-------- Provided material
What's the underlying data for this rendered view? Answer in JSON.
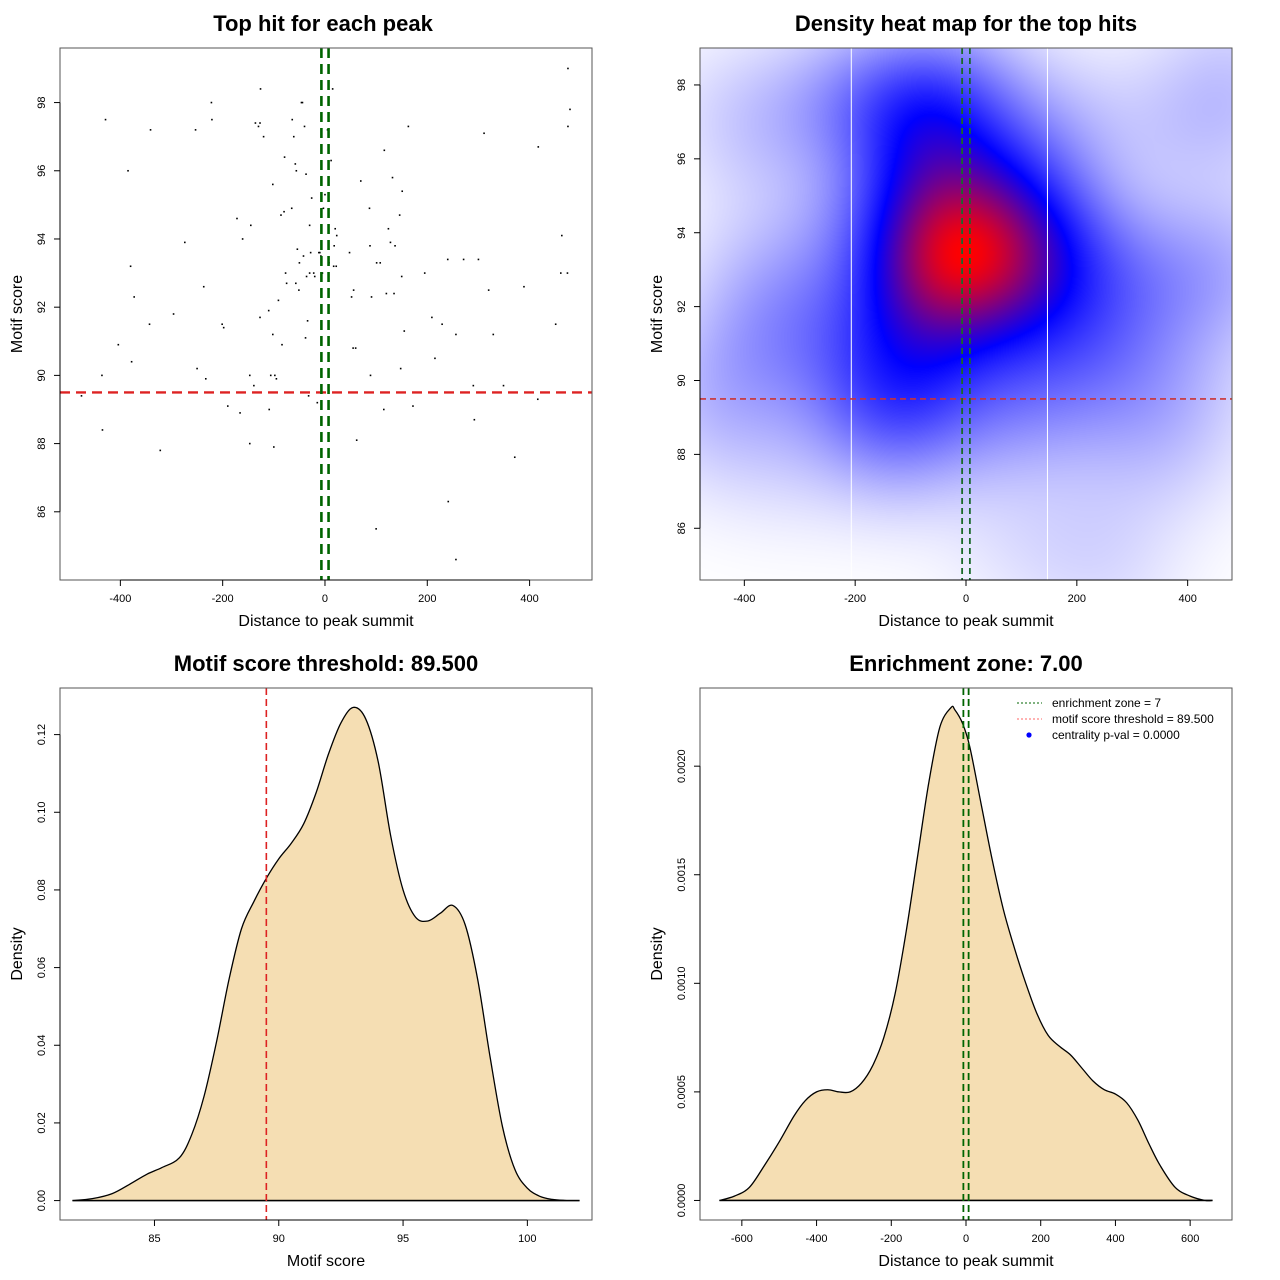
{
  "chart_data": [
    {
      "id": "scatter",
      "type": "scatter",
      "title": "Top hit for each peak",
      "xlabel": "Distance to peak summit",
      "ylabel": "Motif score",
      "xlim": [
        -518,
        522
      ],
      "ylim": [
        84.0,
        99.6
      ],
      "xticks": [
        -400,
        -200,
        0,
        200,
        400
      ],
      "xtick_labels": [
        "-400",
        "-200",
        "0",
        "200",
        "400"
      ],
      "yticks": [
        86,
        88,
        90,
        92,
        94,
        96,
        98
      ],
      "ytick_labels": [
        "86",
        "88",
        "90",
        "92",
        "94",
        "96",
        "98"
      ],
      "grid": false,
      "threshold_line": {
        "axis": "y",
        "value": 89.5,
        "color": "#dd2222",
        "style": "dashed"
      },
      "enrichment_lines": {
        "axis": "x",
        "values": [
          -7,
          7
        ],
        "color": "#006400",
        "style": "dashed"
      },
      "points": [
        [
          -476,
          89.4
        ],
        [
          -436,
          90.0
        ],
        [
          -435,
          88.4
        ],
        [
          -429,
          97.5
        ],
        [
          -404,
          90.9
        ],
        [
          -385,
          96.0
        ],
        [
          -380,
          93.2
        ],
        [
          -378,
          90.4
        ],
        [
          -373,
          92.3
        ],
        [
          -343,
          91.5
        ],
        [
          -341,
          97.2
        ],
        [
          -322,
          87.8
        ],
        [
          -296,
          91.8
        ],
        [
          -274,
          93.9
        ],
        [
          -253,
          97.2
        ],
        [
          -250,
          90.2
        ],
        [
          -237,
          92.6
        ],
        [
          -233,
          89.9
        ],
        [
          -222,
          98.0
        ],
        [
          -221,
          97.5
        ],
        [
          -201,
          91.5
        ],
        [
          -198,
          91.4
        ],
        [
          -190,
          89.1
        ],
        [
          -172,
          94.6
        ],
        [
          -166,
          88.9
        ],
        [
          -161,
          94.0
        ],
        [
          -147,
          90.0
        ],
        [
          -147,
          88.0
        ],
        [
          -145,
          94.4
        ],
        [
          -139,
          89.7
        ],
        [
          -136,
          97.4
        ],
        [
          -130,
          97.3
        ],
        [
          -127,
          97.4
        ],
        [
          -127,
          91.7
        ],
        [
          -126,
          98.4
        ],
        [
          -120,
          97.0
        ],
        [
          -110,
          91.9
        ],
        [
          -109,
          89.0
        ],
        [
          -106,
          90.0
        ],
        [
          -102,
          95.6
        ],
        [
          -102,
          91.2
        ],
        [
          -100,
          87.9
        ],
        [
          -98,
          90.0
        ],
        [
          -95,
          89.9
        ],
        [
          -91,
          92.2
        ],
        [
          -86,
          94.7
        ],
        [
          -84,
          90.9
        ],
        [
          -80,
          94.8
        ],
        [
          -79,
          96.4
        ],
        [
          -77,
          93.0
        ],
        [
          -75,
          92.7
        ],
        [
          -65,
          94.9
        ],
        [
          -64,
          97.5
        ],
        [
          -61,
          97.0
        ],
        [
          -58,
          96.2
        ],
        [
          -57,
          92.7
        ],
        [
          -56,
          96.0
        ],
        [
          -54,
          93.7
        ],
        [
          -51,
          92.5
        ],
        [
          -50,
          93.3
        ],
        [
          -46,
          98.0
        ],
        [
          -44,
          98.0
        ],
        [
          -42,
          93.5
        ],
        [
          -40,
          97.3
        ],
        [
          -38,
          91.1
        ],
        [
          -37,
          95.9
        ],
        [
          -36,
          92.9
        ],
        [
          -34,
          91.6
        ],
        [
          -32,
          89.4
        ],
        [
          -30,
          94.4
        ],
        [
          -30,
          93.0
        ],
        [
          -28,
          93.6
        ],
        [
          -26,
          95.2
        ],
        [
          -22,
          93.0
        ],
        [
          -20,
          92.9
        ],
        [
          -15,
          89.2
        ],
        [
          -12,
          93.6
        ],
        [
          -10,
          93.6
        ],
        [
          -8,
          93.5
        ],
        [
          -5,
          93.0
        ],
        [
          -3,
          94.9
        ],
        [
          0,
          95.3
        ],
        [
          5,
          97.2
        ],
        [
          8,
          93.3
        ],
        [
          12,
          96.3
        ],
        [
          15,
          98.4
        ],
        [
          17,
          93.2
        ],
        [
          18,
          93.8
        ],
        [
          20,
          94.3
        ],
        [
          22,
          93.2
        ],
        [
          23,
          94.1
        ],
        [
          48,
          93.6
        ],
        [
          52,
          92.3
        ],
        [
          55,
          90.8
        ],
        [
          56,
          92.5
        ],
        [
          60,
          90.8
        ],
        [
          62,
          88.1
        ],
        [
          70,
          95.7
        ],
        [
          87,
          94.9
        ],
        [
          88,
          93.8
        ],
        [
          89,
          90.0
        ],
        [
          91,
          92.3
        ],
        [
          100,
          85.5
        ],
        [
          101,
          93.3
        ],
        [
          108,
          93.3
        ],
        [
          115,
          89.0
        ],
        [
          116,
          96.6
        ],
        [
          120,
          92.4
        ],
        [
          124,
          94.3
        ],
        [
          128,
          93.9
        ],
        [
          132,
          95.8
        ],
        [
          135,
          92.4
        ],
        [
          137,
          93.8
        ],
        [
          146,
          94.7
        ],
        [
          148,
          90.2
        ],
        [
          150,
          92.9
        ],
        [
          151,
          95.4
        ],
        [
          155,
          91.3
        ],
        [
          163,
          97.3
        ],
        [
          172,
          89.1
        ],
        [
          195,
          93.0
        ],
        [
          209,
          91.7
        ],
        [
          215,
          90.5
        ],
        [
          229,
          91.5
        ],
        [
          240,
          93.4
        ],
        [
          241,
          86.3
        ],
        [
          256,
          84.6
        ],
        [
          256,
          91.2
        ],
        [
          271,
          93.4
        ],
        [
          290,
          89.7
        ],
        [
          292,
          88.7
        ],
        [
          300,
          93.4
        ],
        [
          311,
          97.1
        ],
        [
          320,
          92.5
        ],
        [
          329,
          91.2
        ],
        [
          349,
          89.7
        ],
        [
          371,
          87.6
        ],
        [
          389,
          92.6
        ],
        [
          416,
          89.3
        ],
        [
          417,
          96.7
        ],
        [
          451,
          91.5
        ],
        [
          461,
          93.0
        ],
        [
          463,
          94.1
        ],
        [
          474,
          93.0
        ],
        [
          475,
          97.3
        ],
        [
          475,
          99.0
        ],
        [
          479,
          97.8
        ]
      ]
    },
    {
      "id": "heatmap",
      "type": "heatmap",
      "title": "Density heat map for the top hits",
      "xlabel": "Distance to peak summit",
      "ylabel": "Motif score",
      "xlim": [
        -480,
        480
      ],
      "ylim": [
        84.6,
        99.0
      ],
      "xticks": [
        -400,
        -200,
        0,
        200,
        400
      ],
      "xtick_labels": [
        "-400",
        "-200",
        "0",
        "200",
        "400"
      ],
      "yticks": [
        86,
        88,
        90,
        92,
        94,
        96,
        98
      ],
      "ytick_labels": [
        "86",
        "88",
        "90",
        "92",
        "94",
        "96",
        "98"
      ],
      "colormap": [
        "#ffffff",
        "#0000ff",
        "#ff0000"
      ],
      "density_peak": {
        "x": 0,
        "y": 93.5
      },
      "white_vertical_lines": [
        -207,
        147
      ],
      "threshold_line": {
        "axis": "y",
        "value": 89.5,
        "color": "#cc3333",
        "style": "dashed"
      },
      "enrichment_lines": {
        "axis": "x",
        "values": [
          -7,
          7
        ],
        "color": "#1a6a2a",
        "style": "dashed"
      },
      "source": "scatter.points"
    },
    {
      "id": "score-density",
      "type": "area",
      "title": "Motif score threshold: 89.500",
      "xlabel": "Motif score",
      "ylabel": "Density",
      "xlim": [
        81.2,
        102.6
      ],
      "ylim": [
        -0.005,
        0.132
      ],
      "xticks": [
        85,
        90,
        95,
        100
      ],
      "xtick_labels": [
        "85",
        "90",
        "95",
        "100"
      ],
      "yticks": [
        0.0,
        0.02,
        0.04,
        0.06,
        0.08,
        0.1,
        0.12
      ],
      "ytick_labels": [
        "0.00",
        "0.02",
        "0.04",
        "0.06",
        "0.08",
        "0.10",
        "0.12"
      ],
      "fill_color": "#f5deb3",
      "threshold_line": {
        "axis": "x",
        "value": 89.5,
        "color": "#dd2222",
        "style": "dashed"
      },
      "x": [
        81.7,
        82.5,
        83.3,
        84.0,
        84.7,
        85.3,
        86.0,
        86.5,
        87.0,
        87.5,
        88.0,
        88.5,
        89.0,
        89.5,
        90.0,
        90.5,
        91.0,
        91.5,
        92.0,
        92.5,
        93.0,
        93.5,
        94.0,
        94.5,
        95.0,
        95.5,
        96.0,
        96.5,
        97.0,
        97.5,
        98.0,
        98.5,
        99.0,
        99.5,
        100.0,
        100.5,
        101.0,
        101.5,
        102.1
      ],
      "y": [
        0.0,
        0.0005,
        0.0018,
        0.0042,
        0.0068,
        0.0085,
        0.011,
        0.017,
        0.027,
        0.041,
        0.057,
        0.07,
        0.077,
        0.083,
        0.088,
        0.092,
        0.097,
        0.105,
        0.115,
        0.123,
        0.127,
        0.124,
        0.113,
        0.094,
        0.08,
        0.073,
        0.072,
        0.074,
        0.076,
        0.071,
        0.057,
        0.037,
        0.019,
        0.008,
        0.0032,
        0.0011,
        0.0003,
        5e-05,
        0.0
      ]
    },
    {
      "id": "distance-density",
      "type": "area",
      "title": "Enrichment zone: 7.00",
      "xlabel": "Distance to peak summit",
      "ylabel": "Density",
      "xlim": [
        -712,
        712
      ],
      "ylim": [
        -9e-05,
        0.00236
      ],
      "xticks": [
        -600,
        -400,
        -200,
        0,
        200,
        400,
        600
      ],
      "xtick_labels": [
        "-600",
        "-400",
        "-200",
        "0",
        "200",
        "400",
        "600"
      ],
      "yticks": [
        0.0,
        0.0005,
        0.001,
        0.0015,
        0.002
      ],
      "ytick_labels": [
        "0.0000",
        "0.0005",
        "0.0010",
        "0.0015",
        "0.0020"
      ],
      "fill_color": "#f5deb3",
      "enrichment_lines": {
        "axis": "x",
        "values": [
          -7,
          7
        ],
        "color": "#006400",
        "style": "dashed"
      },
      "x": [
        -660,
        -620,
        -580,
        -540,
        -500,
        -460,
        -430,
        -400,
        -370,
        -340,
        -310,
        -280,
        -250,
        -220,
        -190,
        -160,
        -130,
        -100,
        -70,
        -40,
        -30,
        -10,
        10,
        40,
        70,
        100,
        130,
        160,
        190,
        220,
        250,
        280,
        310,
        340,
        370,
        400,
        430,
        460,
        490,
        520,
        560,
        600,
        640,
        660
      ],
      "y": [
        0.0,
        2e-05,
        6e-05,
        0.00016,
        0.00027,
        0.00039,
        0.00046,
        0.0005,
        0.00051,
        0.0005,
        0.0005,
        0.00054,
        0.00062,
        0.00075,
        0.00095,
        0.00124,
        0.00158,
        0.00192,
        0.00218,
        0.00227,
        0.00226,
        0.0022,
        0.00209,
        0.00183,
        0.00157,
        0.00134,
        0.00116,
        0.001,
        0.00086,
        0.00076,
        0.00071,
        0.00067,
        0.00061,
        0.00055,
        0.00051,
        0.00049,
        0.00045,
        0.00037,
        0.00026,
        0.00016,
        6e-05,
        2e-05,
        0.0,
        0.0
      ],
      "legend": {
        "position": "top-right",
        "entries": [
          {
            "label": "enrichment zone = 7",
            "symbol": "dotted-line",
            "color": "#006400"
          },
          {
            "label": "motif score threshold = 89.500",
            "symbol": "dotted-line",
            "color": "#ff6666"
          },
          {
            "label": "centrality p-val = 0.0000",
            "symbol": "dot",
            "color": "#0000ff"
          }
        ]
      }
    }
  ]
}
----------------
Gather from the records above every line containing the string "title".

● Result:
      "title": "Top hit for each peak",
      "title": "Density heat map for the top hits",
      "title": "Motif score threshold: 89.500",
      "title": "Enrichment zone: 7.00",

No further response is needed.